> **Exercise details**:
Repeat the data verbatim.

> **Records for this task**:
--

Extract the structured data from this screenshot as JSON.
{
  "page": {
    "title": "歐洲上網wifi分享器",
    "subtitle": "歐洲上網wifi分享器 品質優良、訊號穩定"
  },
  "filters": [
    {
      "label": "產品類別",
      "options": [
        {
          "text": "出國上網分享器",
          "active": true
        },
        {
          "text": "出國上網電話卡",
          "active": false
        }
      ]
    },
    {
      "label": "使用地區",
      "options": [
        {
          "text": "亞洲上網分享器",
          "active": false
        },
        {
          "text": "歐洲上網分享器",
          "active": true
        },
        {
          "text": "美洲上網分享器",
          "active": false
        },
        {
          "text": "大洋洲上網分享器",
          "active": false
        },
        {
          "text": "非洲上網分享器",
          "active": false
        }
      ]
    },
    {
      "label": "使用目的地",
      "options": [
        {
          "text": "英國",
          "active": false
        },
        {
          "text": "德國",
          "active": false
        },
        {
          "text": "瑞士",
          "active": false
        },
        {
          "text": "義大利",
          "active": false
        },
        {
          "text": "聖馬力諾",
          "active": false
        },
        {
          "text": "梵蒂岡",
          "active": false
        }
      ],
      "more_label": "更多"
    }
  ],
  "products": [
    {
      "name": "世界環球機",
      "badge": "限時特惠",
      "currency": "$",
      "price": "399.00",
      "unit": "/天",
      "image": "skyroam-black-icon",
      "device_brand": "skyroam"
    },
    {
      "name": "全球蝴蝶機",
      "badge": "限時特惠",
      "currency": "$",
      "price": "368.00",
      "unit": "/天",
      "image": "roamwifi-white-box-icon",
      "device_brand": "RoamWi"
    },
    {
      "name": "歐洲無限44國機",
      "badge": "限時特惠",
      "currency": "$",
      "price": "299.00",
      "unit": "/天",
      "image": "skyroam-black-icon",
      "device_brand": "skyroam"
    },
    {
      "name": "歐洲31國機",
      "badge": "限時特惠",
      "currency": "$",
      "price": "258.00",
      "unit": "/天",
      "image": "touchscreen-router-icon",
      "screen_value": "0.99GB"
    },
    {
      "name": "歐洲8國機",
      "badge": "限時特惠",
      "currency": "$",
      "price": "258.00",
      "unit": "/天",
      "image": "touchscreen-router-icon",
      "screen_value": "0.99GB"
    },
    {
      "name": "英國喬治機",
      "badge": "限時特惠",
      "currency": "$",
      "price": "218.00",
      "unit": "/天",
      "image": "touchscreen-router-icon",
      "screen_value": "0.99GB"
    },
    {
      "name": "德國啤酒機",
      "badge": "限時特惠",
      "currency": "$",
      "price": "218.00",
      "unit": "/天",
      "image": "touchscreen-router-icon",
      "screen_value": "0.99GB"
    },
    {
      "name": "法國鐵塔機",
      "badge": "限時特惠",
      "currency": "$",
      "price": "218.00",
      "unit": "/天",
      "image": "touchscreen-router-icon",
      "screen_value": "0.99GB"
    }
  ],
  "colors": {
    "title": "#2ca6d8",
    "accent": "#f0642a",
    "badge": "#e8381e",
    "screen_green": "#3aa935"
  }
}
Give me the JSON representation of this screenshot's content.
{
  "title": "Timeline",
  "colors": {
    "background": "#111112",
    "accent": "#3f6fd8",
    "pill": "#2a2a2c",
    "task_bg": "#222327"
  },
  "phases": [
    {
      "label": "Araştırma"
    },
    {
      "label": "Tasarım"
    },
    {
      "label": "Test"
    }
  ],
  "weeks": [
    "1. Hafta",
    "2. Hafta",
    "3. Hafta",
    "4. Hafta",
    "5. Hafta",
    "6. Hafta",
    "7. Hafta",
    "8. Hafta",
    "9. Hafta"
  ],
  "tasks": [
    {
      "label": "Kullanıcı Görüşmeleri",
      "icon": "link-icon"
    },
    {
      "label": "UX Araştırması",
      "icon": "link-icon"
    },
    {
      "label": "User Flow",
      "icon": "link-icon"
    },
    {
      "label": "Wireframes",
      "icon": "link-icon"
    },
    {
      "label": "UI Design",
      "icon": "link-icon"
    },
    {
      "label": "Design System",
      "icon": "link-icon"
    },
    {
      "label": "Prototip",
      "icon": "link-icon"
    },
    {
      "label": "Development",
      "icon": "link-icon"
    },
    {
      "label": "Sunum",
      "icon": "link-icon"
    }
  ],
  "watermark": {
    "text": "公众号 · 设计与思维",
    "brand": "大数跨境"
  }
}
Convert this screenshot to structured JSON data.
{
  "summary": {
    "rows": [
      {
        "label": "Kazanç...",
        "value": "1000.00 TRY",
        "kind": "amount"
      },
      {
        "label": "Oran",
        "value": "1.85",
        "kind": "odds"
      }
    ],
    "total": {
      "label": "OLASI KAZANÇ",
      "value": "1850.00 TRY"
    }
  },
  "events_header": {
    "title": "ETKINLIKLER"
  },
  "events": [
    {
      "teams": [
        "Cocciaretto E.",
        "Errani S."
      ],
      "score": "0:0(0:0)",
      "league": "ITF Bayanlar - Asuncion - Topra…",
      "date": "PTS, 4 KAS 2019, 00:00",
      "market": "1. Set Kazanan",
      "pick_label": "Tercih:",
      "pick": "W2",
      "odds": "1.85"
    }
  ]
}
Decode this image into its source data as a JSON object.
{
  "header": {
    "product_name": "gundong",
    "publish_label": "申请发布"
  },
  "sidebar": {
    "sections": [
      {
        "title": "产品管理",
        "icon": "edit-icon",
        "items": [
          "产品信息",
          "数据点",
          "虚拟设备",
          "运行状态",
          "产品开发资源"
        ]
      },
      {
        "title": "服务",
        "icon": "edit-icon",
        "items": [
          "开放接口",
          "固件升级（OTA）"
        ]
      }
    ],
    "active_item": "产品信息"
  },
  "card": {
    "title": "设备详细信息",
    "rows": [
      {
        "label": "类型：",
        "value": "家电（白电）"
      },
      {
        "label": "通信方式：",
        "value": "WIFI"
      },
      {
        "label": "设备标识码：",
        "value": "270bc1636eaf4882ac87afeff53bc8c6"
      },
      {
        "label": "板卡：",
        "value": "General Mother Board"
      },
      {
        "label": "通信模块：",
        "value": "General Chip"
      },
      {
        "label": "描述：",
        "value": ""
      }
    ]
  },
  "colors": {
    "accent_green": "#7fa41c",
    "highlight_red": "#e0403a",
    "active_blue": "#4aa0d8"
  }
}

--

> **Correct answer**:
Extract the structured data from this screenshot as JSON.
{
  "page": {
    "title": "歐洲上網wifi分享器",
    "subtitle": "歐洲上網wifi分享器 品質優良、訊號穩定"
  },
  "filters": [
    {
      "label": "產品類別",
      "options": [
        {
          "text": "出國上網分享器",
          "active": true
        },
        {
          "text": "出國上網電話卡",
          "active": false
        }
      ]
    },
    {
      "label": "使用地區",
      "options": [
        {
          "text": "亞洲上網分享器",
          "active": false
        },
        {
          "text": "歐洲上網分享器",
          "active": true
        },
        {
          "text": "美洲上網分享器",
          "active": false
        },
        {
          "text": "大洋洲上網分享器",
          "active": false
        },
        {
          "text": "非洲上網分享器",
          "active": false
        }
      ]
    },
    {
      "label": "使用目的地",
      "options": [
        {
          "text": "英國",
          "active": false
        },
        {
          "text": "德國",
          "active": false
        },
        {
          "text": "瑞士",
          "active": false
        },
        {
          "text": "義大利",
          "active": false
        },
        {
          "text": "聖馬力諾",
          "active": false
        },
        {
          "text": "梵蒂岡",
          "active": false
        }
      ],
      "more_label": "更多"
    }
  ],
  "products": [
    {
      "name": "世界環球機",
      "badge": "限時特惠",
      "currency": "$",
      "price": "399.00",
      "unit": "/天",
      "image": "skyroam-black-icon",
      "device_brand": "skyroam"
    },
    {
      "name": "全球蝴蝶機",
      "badge": "限時特惠",
      "currency": "$",
      "price": "368.00",
      "unit": "/天",
      "image": "roamwifi-white-box-icon",
      "device_brand": "RoamWi"
    },
    {
      "name": "歐洲無限44國機",
      "badge": "限時特惠",
      "currency": "$",
      "price": "299.00",
      "unit": "/天",
      "image": "skyroam-black-icon",
      "device_brand": "skyroam"
    },
    {
      "name": "歐洲31國機",
      "badge": "限時特惠",
      "currency": "$",
      "price": "258.00",
      "unit": "/天",
      "image": "touchscreen-router-icon",
      "screen_value": "0.99GB"
    },
    {
      "name": "歐洲8國機",
      "badge": "限時特惠",
      "currency": "$",
      "price": "258.00",
      "unit": "/天",
      "image": "touchscreen-router-icon",
      "screen_value": "0.99GB"
    },
    {
      "name": "英國喬治機",
      "badge": "限時特惠",
      "currency": "$",
      "price": "218.00",
      "unit": "/天",
      "image": "touchscreen-router-icon",
      "screen_value": "0.99GB"
    },
    {
      "name": "德國啤酒機",
      "badge": "限時特惠",
      "currency": "$",
      "price": "218.00",
      "unit": "/天",
      "image": "touchscreen-router-icon",
      "screen_value": "0.99GB"
    },
    {
      "name": "法國鐵塔機",
      "badge": "限時特惠",
      "currency": "$",
      "price": "218.00",
      "unit": "/天",
      "image": "touchscreen-router-icon",
      "screen_value": "0.99GB"
    }
  ],
  "colors": {
    "title": "#2ca6d8",
    "accent": "#f0642a",
    "badge": "#e8381e",
    "screen_green": "#3aa935"
  }
}
Give me the JSON representation of this screenshot's content.
{
  "title": "Timeline",
  "colors": {
    "background": "#111112",
    "accent": "#3f6fd8",
    "pill": "#2a2a2c",
    "task_bg": "#222327"
  },
  "phases": [
    {
      "label": "Araştırma"
    },
    {
      "label": "Tasarım"
    },
    {
      "label": "Test"
    }
  ],
  "weeks": [
    "1. Hafta",
    "2. Hafta",
    "3. Hafta",
    "4. Hafta",
    "5. Hafta",
    "6. Hafta",
    "7. Hafta",
    "8. Hafta",
    "9. Hafta"
  ],
  "tasks": [
    {
      "label": "Kullanıcı Görüşmeleri",
      "icon": "link-icon"
    },
    {
      "label": "UX Araştırması",
      "icon": "link-icon"
    },
    {
      "label": "User Flow",
      "icon": "link-icon"
    },
    {
      "label": "Wireframes",
      "icon": "link-icon"
    },
    {
      "label": "UI Design",
      "icon": "link-icon"
    },
    {
      "label": "Design System",
      "icon": "link-icon"
    },
    {
      "label": "Prototip",
      "icon": "link-icon"
    },
    {
      "label": "Development",
      "icon": "link-icon"
    },
    {
      "label": "Sunum",
      "icon": "link-icon"
    }
  ],
  "watermark": {
    "text": "公众号 · 设计与思维",
    "brand": "大数跨境"
  }
}
Convert this screenshot to structured JSON data.
{
  "summary": {
    "rows": [
      {
        "label": "Kazanç...",
        "value": "1000.00 TRY",
        "kind": "amount"
      },
      {
        "label": "Oran",
        "value": "1.85",
        "kind": "odds"
      }
    ],
    "total": {
      "label": "OLASI KAZANÇ",
      "value": "1850.00 TRY"
    }
  },
  "events_header": {
    "title": "ETKINLIKLER"
  },
  "events": [
    {
      "teams": [
        "Cocciaretto E.",
        "Errani S."
      ],
      "score": "0:0(0:0)",
      "league": "ITF Bayanlar - Asuncion - Topra…",
      "date": "PTS, 4 KAS 2019, 00:00",
      "market": "1. Set Kazanan",
      "pick_label": "Tercih:",
      "pick": "W2",
      "odds": "1.85"
    }
  ]
}
Decode this image into its source data as a JSON object.
{
  "header": {
    "product_name": "gundong",
    "publish_label": "申请发布"
  },
  "sidebar": {
    "sections": [
      {
        "title": "产品管理",
        "icon": "edit-icon",
        "items": [
          "产品信息",
          "数据点",
          "虚拟设备",
          "运行状态",
          "产品开发资源"
        ]
      },
      {
        "title": "服务",
        "icon": "edit-icon",
        "items": [
          "开放接口",
          "固件升级（OTA）"
        ]
      }
    ],
    "active_item": "产品信息"
  },
  "card": {
    "title": "设备详细信息",
    "rows": [
      {
        "label": "类型：",
        "value": "家电（白电）"
      },
      {
        "label": "通信方式：",
        "value": "WIFI"
      },
      {
        "label": "设备标识码：",
        "value": "270bc1636eaf4882ac87afeff53bc8c6"
      },
      {
        "label": "板卡：",
        "value": "General Mother Board"
      },
      {
        "label": "通信模块：",
        "value": "General Chip"
      },
      {
        "label": "描述：",
        "value": ""
      }
    ]
  },
  "colors": {
    "accent_green": "#7fa41c",
    "highlight_red": "#e0403a",
    "active_blue": "#4aa0d8"
  }
}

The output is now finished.